Exercise details. Show every line where "name" occurs.
+++ Material provided +++
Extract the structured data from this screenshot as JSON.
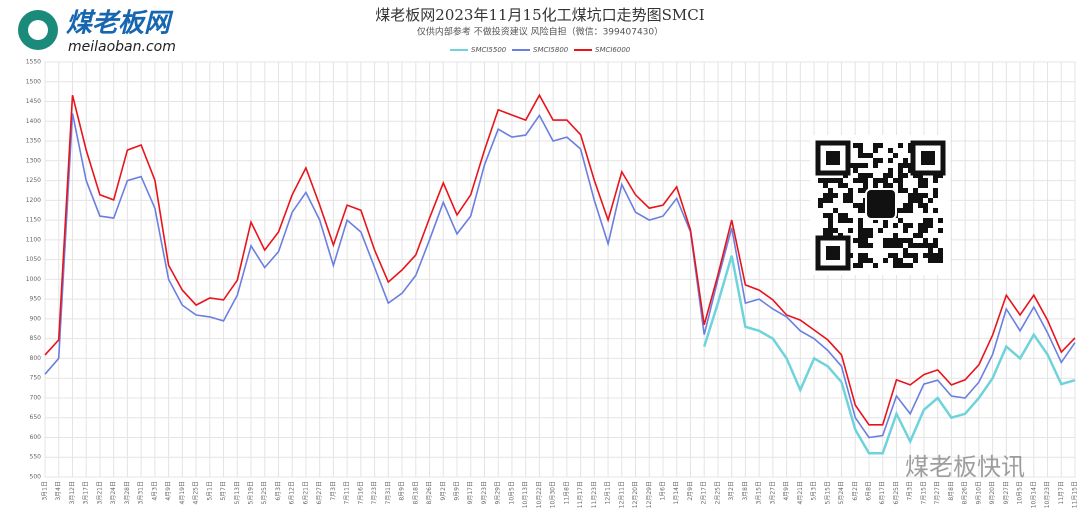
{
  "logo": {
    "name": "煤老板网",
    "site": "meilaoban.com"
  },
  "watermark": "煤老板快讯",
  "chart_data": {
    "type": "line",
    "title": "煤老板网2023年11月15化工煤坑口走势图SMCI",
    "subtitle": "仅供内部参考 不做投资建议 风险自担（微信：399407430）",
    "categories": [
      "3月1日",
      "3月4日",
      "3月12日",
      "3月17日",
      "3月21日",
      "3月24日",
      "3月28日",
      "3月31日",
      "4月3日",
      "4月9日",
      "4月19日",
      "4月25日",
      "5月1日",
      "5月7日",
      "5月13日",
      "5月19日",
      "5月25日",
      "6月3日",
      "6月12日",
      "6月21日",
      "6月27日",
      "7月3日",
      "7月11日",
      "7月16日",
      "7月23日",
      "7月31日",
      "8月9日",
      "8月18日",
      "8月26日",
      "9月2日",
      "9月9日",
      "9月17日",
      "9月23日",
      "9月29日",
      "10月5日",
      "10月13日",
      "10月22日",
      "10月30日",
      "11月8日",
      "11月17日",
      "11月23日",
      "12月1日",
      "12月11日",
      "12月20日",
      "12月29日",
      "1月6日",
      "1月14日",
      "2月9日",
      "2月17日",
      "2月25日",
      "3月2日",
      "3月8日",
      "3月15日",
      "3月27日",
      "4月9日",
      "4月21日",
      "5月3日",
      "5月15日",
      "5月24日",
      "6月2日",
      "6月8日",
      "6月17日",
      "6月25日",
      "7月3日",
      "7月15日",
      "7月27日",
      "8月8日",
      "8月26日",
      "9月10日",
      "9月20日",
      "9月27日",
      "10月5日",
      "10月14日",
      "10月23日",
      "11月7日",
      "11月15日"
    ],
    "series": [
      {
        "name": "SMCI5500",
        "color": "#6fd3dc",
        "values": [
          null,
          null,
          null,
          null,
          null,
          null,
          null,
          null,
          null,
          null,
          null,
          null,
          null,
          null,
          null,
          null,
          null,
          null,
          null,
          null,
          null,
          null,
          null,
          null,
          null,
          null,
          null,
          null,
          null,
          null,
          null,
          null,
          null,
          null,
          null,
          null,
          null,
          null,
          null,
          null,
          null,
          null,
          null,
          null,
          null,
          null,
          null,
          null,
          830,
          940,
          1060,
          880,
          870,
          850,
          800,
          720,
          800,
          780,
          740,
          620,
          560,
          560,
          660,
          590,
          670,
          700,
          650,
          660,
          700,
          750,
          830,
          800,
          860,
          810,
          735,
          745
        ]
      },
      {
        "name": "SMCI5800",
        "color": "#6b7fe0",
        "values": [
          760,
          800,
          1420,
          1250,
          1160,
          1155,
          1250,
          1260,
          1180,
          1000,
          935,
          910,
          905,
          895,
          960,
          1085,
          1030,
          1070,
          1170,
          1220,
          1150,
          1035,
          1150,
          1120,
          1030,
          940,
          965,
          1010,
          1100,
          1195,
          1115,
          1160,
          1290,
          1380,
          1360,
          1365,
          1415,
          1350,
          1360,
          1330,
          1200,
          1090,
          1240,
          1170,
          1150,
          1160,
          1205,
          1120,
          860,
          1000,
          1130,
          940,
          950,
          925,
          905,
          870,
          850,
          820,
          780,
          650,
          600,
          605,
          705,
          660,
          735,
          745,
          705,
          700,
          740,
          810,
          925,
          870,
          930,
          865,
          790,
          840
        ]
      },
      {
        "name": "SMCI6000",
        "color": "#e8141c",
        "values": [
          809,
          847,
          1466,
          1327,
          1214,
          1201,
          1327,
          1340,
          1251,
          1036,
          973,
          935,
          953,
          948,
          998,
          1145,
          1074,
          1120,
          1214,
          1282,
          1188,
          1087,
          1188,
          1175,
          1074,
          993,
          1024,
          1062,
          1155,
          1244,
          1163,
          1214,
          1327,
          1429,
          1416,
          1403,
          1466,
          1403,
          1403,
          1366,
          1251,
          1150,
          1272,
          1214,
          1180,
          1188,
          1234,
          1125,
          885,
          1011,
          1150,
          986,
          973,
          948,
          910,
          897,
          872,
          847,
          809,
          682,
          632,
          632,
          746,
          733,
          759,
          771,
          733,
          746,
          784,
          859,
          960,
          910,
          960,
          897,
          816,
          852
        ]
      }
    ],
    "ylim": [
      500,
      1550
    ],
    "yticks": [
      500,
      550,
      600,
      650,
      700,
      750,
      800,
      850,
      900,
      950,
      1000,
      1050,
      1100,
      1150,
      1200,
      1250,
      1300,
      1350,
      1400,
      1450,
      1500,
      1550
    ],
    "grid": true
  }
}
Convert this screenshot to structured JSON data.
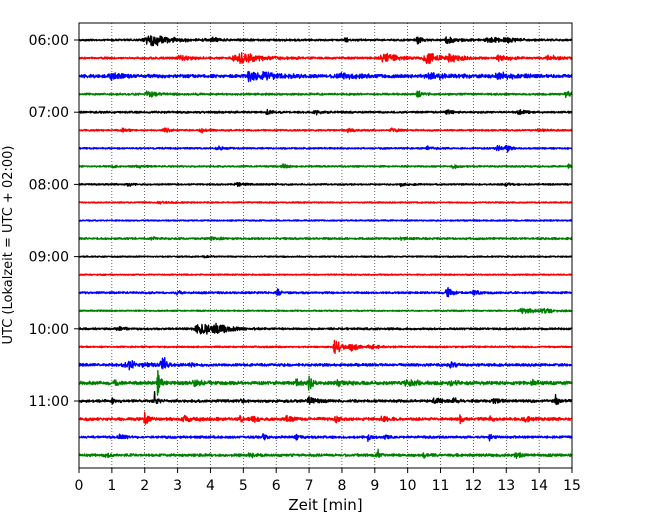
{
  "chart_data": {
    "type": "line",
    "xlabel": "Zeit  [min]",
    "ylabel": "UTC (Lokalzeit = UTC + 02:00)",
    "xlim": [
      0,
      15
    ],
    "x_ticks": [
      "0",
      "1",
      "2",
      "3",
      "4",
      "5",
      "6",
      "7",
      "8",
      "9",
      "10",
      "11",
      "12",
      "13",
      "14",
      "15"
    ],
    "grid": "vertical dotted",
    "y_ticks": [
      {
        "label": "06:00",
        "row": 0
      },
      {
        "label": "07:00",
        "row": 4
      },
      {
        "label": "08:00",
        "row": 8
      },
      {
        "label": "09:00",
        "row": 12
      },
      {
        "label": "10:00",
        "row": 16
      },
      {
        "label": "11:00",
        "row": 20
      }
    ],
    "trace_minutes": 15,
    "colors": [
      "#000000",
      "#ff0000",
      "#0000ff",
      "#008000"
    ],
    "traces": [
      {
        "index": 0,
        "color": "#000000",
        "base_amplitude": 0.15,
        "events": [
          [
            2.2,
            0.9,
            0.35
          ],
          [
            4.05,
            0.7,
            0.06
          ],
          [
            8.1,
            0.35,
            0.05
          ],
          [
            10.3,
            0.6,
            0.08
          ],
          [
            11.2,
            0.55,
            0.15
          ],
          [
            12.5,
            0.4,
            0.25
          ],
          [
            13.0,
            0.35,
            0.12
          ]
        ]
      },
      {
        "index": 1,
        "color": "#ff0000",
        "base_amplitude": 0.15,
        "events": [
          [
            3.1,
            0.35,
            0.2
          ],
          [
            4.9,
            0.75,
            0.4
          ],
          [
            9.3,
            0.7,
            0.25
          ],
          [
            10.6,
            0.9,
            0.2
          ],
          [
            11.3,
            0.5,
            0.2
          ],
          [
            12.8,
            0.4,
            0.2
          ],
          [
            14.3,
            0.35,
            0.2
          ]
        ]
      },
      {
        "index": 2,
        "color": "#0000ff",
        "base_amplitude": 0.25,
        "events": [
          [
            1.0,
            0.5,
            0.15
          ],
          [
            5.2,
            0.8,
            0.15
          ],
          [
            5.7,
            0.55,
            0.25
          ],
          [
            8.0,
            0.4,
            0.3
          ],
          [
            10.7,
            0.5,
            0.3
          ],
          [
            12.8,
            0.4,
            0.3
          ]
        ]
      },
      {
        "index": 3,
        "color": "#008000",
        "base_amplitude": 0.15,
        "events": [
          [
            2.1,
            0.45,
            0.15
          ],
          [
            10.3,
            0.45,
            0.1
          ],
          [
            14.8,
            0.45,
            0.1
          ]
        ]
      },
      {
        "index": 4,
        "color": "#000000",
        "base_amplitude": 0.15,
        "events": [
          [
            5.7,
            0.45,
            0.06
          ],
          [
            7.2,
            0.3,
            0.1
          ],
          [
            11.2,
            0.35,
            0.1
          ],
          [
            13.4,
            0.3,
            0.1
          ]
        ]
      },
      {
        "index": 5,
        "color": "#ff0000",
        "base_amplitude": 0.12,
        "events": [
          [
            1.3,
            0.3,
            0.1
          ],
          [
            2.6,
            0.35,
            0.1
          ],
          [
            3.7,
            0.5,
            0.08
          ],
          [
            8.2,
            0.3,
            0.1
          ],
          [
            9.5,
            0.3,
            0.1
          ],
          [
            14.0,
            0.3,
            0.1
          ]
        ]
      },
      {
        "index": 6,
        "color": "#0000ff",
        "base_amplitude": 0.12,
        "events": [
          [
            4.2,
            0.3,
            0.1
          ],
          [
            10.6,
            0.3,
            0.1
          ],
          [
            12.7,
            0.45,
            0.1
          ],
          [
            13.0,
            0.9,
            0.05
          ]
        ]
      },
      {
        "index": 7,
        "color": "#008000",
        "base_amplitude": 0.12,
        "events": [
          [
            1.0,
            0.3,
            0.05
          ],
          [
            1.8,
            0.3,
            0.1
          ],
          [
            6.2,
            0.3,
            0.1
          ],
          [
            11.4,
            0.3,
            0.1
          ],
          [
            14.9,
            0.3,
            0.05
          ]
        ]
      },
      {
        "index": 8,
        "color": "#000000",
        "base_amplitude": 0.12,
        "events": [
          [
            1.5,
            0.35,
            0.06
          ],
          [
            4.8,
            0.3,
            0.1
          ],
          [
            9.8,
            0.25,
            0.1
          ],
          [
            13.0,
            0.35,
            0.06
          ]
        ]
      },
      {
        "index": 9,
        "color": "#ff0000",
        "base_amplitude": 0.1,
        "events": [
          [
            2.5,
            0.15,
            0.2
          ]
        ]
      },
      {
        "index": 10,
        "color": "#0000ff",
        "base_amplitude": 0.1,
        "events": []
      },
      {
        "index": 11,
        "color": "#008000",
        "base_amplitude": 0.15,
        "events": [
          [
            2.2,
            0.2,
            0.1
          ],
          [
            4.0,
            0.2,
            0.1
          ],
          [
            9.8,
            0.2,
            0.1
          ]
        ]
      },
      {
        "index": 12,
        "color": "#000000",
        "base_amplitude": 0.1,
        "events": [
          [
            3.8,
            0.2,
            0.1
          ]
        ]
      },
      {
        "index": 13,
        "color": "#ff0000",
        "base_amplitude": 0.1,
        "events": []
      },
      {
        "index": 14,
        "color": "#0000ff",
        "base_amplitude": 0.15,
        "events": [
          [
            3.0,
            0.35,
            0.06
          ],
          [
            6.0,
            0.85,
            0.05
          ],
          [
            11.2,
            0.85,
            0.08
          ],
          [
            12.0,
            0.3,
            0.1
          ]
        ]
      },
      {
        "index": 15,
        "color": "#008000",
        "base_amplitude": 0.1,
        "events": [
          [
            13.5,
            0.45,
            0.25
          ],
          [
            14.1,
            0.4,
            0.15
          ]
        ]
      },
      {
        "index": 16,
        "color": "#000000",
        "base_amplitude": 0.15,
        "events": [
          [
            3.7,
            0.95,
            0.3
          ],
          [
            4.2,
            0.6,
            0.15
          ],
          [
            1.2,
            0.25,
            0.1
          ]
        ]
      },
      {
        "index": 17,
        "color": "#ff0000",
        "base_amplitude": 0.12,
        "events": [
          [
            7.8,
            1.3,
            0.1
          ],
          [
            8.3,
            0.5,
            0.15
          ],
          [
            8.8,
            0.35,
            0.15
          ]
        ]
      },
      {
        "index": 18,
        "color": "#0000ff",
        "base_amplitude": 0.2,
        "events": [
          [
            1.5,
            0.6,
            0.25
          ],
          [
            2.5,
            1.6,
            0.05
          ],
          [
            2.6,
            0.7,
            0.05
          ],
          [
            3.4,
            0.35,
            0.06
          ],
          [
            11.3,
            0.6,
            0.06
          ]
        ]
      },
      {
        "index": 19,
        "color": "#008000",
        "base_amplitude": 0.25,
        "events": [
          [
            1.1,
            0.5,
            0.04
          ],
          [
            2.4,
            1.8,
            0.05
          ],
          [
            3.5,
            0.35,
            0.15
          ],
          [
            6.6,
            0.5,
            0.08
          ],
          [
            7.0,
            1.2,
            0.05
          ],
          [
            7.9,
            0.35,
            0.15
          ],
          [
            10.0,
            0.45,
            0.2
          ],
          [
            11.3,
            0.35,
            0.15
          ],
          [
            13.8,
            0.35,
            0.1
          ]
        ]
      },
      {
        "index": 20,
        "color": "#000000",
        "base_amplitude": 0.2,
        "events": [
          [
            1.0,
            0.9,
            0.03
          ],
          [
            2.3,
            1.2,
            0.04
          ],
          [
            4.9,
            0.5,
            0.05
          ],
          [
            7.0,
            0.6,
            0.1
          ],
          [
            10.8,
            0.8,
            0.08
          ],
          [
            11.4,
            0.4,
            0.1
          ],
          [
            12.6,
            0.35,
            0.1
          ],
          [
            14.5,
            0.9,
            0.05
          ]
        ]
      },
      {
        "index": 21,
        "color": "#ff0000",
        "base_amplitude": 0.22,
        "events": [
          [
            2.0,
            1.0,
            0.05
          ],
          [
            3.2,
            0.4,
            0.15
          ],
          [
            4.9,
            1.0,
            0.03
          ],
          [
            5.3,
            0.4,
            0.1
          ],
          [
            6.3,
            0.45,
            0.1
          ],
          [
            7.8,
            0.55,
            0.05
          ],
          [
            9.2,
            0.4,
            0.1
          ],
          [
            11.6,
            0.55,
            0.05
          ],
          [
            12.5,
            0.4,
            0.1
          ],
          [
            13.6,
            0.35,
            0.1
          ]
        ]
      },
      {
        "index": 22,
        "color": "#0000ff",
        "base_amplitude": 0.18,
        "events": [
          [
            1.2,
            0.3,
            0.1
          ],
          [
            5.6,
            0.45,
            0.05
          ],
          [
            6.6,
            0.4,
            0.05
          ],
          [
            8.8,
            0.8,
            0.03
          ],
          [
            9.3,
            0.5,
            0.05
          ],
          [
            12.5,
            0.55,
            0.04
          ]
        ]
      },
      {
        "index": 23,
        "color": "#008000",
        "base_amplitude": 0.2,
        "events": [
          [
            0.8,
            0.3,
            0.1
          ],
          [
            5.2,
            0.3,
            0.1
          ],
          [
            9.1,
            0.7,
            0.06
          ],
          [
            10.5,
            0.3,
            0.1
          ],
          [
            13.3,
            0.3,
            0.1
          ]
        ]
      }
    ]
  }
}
+++
Finished answer.
    "name": "煤老板网",
        "name": "SMCI5500",
        "name": "SMCI5800",
        "name": "SMCI6000",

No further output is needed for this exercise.